▶ **REQUEST**: Copy every entry exactly as given, minus the images.

▶ **RECORDS FOR THIS TASK**:
■ ■ ■ ■ ■

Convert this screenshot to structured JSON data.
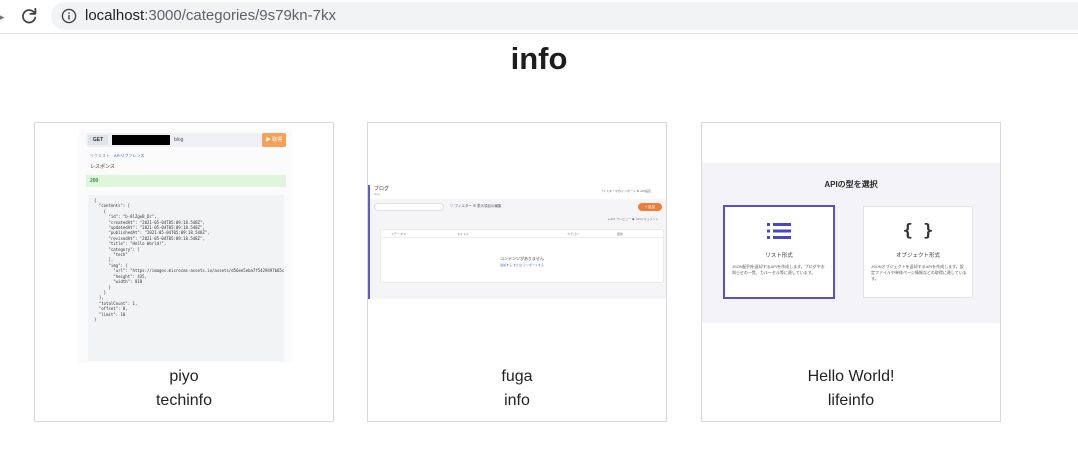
{
  "browser": {
    "url_host": "localhost",
    "url_path": ":3000/categories/9s79kn-7kx"
  },
  "page": {
    "title": "info"
  },
  "cards": [
    {
      "title": "piyo",
      "category": "techinfo",
      "thumb": {
        "method": "GET",
        "endpoint": "blog",
        "send_label": "▶ 取得",
        "tabs": [
          "リクエスト",
          "APIリファレンス"
        ],
        "response_label": "レスポンス",
        "status": "200",
        "json": "{\n  \"contents\": [\n    {\n      \"id\": \"b-8lZgeB_Dr\",\n      \"createdAt\": \"2021-05-04T05:09:18.548Z\",\n      \"updatedAt\": \"2021-05-04T05:09:18.548Z\",\n      \"publishedAt\": \"2021-05-04T05:09:18.548Z\",\n      \"revisedAt\": \"2021-05-04T05:09:18.548Z\",\n      \"title\": \"Hello World!\",\n      \"category\": [\n        \"tech\"\n      ],\n      \"img\": {\n        \"url\": \"https://images.microcms-assets.io/assets/d56ee5eba7f5429497b65c0\",\n        \"height\": 435,\n        \"width\": 818\n      }\n    }\n  ],\n  \"totalCount\": 1,\n  \"offset\": 0,\n  \"limit\": 10\n}"
      }
    },
    {
      "title": "fuga",
      "category": "info",
      "thumb": {
        "app_title": "ブログ",
        "app_sub": "blog",
        "header_right": "⇅ スキーマのインポート   ⚙ API設定",
        "filter": "▽ フィルター   ☰ 表示項目の編集",
        "add_label": "+ 追加",
        "links": "● API プレビュー   ▶ APIドキュメント",
        "col_status": "ステータス",
        "col_title": "タイトル",
        "col_category": "カテゴリ",
        "col_date": "更新",
        "empty": "コンテンツがありません",
        "empty_link": "追加する  または  インポートする"
      }
    },
    {
      "title": "Hello World!",
      "category": "lifeinfo",
      "thumb": {
        "heading": "APIの型を選択",
        "list_title": "リスト形式",
        "list_desc": "JSON配列を返却するAPIを作成します。ブログやお知らせの一覧、カルーセル等に適しています。",
        "object_icon": "{ }",
        "object_title": "オブジェクト形式",
        "object_desc": "JSONオブジェクトを返却するAPIを作成します。設定ファイルや単体ページ情報などの取得に適しています。"
      }
    }
  ]
}
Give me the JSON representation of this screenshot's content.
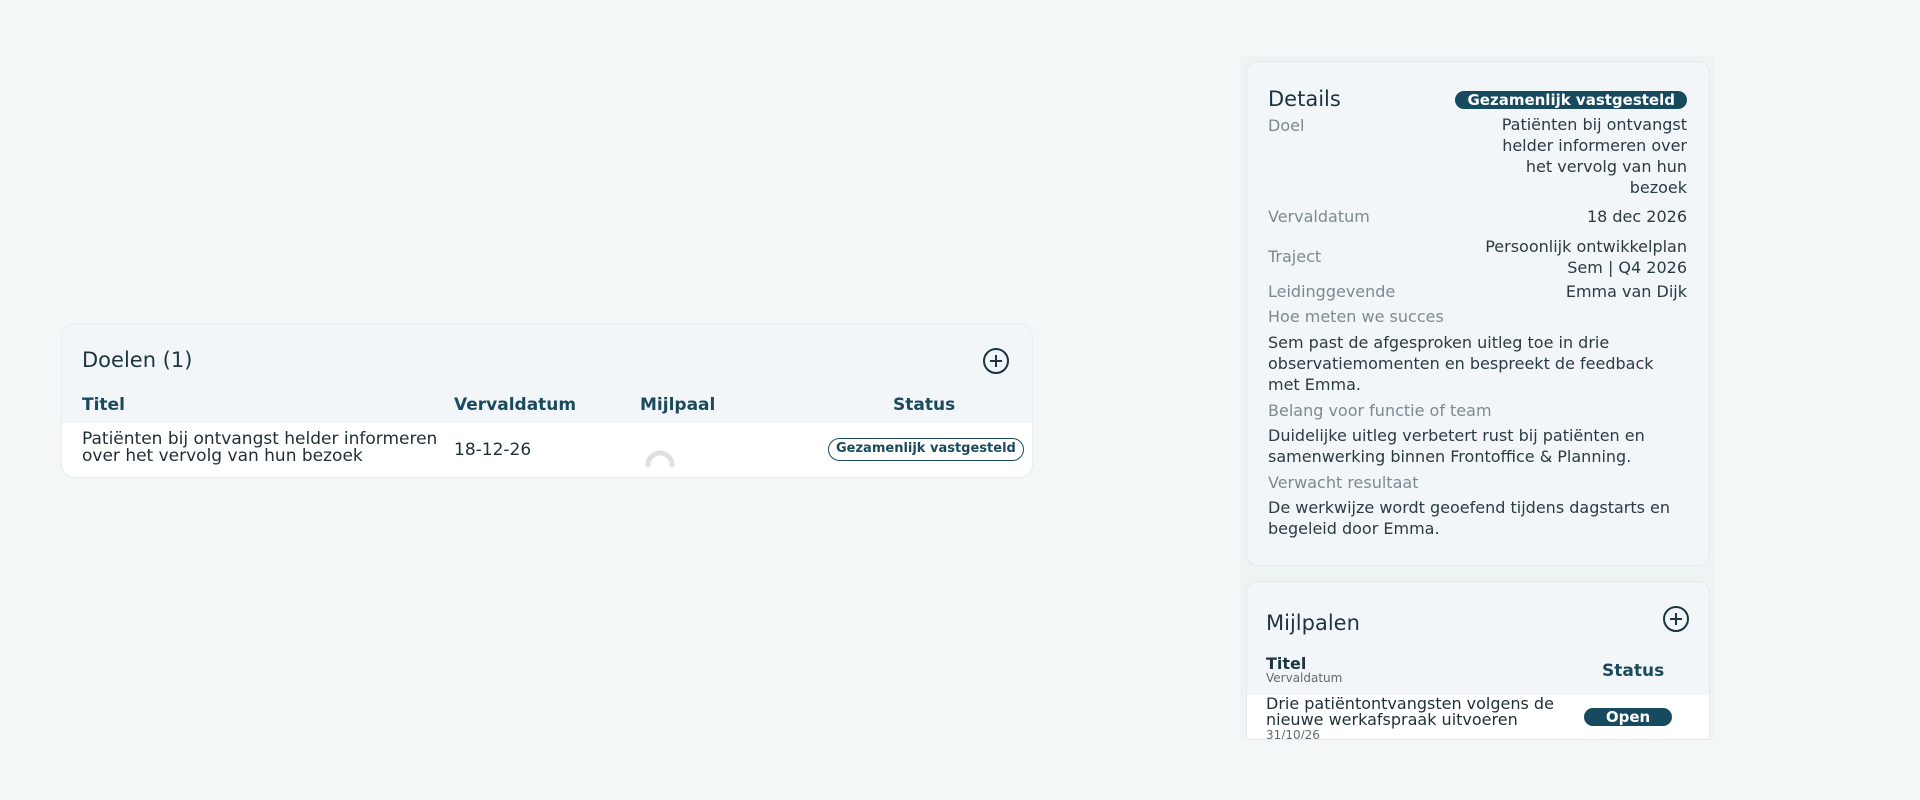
{
  "goals": {
    "title": "Doelen (1)",
    "add_icon": "plus-circle-icon",
    "columns": {
      "title": "Titel",
      "due_date": "Vervaldatum",
      "milestone": "Mijlpaal",
      "status": "Status"
    },
    "rows": [
      {
        "title": "Patiënten bij ontvangst helder informeren over het vervolg van hun bezoek",
        "due_date": "18-12-26",
        "status": "Gezamenlijk vastgesteld"
      }
    ]
  },
  "details": {
    "title": "Details",
    "status_badge": "Gezamenlijk vastgesteld",
    "goal_label": "Doel",
    "goal_value": "Patiënten bij ontvangst helder informeren over het vervolg van hun bezoek",
    "due_label": "Vervaldatum",
    "due_value": "18 dec 2026",
    "track_label": "Traject",
    "track_value_line1": "Persoonlijk ontwikkelplan",
    "track_value_line2": "Sem | Q4 2026",
    "manager_label": "Leidinggevende",
    "manager_value": "Emma van Dijk",
    "success_label": "Hoe meten we succes",
    "success_text": "Sem past de afgesproken uitleg toe in drie observatiemomenten en bespreekt de feedback met Emma.",
    "importance_label": "Belang voor functie of team",
    "importance_text": "Duidelijke uitleg verbetert rust bij patiënten en samenwerking binnen Frontoffice & Planning.",
    "result_label": "Verwacht resultaat",
    "result_text": "De werkwijze wordt geoefend tijdens dagstarts en begeleid door Emma."
  },
  "milestones": {
    "title": "Mijlpalen",
    "add_icon": "plus-circle-icon",
    "col_title": "Titel",
    "col_due": "Vervaldatum",
    "col_status": "Status",
    "rows": [
      {
        "title": "Drie patiëntontvangsten volgens de nieuwe werkafspraak uitvoeren",
        "due": "31/10/26",
        "status": "Open"
      }
    ]
  },
  "colors": {
    "accent": "#174a5e",
    "background": "#f3f7f7",
    "card": "#f2f6f8"
  }
}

■ ■ ■ ■ ■

▶ **FULL RESPONSE**:
Convert this screenshot to structured JSON data.
{
  "browser": {
    "url_host": "localhost",
    "url_path": ":3000/categories/9s79kn-7kx"
  },
  "page": {
    "title": "info"
  },
  "cards": [
    {
      "title": "piyo",
      "category": "techinfo",
      "thumb": {
        "method": "GET",
        "endpoint": "blog",
        "send_label": "▶ 取得",
        "tabs": [
          "リクエスト",
          "APIリファレンス"
        ],
        "response_label": "レスポンス",
        "status": "200",
        "json": "{\n  \"contents\": [\n    {\n      \"id\": \"b-8lZgeB_Dr\",\n      \"createdAt\": \"2021-05-04T05:09:18.548Z\",\n      \"updatedAt\": \"2021-05-04T05:09:18.548Z\",\n      \"publishedAt\": \"2021-05-04T05:09:18.548Z\",\n      \"revisedAt\": \"2021-05-04T05:09:18.548Z\",\n      \"title\": \"Hello World!\",\n      \"category\": [\n        \"tech\"\n      ],\n      \"img\": {\n        \"url\": \"https://images.microcms-assets.io/assets/d56ee5eba7f5429497b65c0\",\n        \"height\": 435,\n        \"width\": 818\n      }\n    }\n  ],\n  \"totalCount\": 1,\n  \"offset\": 0,\n  \"limit\": 10\n}"
      }
    },
    {
      "title": "fuga",
      "category": "info",
      "thumb": {
        "app_title": "ブログ",
        "app_sub": "blog",
        "header_right": "⇅ スキーマのインポート   ⚙ API設定",
        "filter": "▽ フィルター   ☰ 表示項目の編集",
        "add_label": "+ 追加",
        "links": "● API プレビュー   ▶ APIドキュメント",
        "col_status": "ステータス",
        "col_title": "タイトル",
        "col_category": "カテゴリ",
        "col_date": "更新",
        "empty": "コンテンツがありません",
        "empty_link": "追加する  または  インポートする"
      }
    },
    {
      "title": "Hello World!",
      "category": "lifeinfo",
      "thumb": {
        "heading": "APIの型を選択",
        "list_title": "リスト形式",
        "list_desc": "JSON配列を返却するAPIを作成します。ブログやお知らせの一覧、カルーセル等に適しています。",
        "object_icon": "{ }",
        "object_title": "オブジェクト形式",
        "object_desc": "JSONオブジェクトを返却するAPIを作成します。設定ファイルや単体ページ情報などの取得に適しています。"
      }
    }
  ]
}
Give me the JSON representation of this screenshot's content.
{
  "goals": {
    "title": "Doelen (1)",
    "add_icon": "plus-circle-icon",
    "columns": {
      "title": "Titel",
      "due_date": "Vervaldatum",
      "milestone": "Mijlpaal",
      "status": "Status"
    },
    "rows": [
      {
        "title": "Patiënten bij ontvangst helder informeren over het vervolg van hun bezoek",
        "due_date": "18-12-26",
        "status": "Gezamenlijk vastgesteld"
      }
    ]
  },
  "details": {
    "title": "Details",
    "status_badge": "Gezamenlijk vastgesteld",
    "goal_label": "Doel",
    "goal_value": "Patiënten bij ontvangst helder informeren over het vervolg van hun bezoek",
    "due_label": "Vervaldatum",
    "due_value": "18 dec 2026",
    "track_label": "Traject",
    "track_value_line1": "Persoonlijk ontwikkelplan",
    "track_value_line2": "Sem | Q4 2026",
    "manager_label": "Leidinggevende",
    "manager_value": "Emma van Dijk",
    "success_label": "Hoe meten we succes",
    "success_text": "Sem past de afgesproken uitleg toe in drie observatiemomenten en bespreekt de feedback met Emma.",
    "importance_label": "Belang voor functie of team",
    "importance_text": "Duidelijke uitleg verbetert rust bij patiënten en samenwerking binnen Frontoffice & Planning.",
    "result_label": "Verwacht resultaat",
    "result_text": "De werkwijze wordt geoefend tijdens dagstarts en begeleid door Emma."
  },
  "milestones": {
    "title": "Mijlpalen",
    "add_icon": "plus-circle-icon",
    "col_title": "Titel",
    "col_due": "Vervaldatum",
    "col_status": "Status",
    "rows": [
      {
        "title": "Drie patiëntontvangsten volgens de nieuwe werkafspraak uitvoeren",
        "due": "31/10/26",
        "status": "Open"
      }
    ]
  },
  "colors": {
    "accent": "#174a5e",
    "background": "#f3f7f7",
    "card": "#f2f6f8"
  }
}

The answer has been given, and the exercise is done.